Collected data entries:

☆ ☆ ☆ ☆ ☆

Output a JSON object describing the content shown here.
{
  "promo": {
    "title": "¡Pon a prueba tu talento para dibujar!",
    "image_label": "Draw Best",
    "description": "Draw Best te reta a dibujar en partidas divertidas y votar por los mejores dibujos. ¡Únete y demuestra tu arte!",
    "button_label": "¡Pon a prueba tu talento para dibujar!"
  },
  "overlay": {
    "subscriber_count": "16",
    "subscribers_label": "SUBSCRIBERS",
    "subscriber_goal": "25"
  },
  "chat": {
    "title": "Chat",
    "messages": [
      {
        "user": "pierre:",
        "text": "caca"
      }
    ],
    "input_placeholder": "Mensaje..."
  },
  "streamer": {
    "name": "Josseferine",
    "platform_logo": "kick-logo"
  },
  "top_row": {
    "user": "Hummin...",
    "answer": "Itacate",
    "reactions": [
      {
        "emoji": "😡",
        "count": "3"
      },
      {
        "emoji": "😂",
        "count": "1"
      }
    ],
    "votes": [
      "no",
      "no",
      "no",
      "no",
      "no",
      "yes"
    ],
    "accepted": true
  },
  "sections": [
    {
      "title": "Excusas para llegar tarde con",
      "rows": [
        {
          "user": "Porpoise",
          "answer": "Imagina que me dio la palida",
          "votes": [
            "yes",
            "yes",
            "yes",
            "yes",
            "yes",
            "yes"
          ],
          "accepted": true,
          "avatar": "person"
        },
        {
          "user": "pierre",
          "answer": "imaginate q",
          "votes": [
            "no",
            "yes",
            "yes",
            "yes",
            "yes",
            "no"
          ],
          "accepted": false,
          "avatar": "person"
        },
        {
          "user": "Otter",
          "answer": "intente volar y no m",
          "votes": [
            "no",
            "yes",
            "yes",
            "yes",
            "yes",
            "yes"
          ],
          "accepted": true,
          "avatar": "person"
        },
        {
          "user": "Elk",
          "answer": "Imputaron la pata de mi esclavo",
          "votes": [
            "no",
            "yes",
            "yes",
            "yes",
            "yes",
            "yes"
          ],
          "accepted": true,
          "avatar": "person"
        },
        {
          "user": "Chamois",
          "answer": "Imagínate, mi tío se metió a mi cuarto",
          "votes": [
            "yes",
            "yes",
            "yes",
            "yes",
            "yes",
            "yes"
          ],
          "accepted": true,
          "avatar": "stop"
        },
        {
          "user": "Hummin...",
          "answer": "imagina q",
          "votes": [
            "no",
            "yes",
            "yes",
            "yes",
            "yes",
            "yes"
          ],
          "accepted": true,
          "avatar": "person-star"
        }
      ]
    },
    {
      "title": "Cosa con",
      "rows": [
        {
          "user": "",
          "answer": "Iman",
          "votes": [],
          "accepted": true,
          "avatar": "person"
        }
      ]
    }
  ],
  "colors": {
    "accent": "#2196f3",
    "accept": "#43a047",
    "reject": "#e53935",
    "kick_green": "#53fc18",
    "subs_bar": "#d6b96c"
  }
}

☆ ☆ ☆ ☆ ☆

* Job *
All of the entries above need to be reproduced exactly.

* Solution *
Output a JSON object describing the content shown here.
{
  "promo": {
    "title": "¡Pon a prueba tu talento para dibujar!",
    "image_label": "Draw Best",
    "description": "Draw Best te reta a dibujar en partidas divertidas y votar por los mejores dibujos. ¡Únete y demuestra tu arte!",
    "button_label": "¡Pon a prueba tu talento para dibujar!"
  },
  "overlay": {
    "subscriber_count": "16",
    "subscribers_label": "SUBSCRIBERS",
    "subscriber_goal": "25"
  },
  "chat": {
    "title": "Chat",
    "messages": [
      {
        "user": "pierre:",
        "text": "caca"
      }
    ],
    "input_placeholder": "Mensaje..."
  },
  "streamer": {
    "name": "Josseferine",
    "platform_logo": "kick-logo"
  },
  "top_row": {
    "user": "Hummin...",
    "answer": "Itacate",
    "reactions": [
      {
        "emoji": "😡",
        "count": "3"
      },
      {
        "emoji": "😂",
        "count": "1"
      }
    ],
    "votes": [
      "no",
      "no",
      "no",
      "no",
      "no",
      "yes"
    ],
    "accepted": true
  },
  "sections": [
    {
      "title": "Excusas para llegar tarde con",
      "rows": [
        {
          "user": "Porpoise",
          "answer": "Imagina que me dio la palida",
          "votes": [
            "yes",
            "yes",
            "yes",
            "yes",
            "yes",
            "yes"
          ],
          "accepted": true,
          "avatar": "person"
        },
        {
          "user": "pierre",
          "answer": "imaginate q",
          "votes": [
            "no",
            "yes",
            "yes",
            "yes",
            "yes",
            "no"
          ],
          "accepted": false,
          "avatar": "person"
        },
        {
          "user": "Otter",
          "answer": "intente volar y no m",
          "votes": [
            "no",
            "yes",
            "yes",
            "yes",
            "yes",
            "yes"
          ],
          "accepted": true,
          "avatar": "person"
        },
        {
          "user": "Elk",
          "answer": "Imputaron la pata de mi esclavo",
          "votes": [
            "no",
            "yes",
            "yes",
            "yes",
            "yes",
            "yes"
          ],
          "accepted": true,
          "avatar": "person"
        },
        {
          "user": "Chamois",
          "answer": "Imagínate, mi tío se metió a mi cuarto",
          "votes": [
            "yes",
            "yes",
            "yes",
            "yes",
            "yes",
            "yes"
          ],
          "accepted": true,
          "avatar": "stop"
        },
        {
          "user": "Hummin...",
          "answer": "imagina q",
          "votes": [
            "no",
            "yes",
            "yes",
            "yes",
            "yes",
            "yes"
          ],
          "accepted": true,
          "avatar": "person-star"
        }
      ]
    },
    {
      "title": "Cosa con",
      "rows": [
        {
          "user": "",
          "answer": "Iman",
          "votes": [],
          "accepted": true,
          "avatar": "person"
        }
      ]
    }
  ],
  "colors": {
    "accent": "#2196f3",
    "accept": "#43a047",
    "reject": "#e53935",
    "kick_green": "#53fc18",
    "subs_bar": "#d6b96c"
  }
}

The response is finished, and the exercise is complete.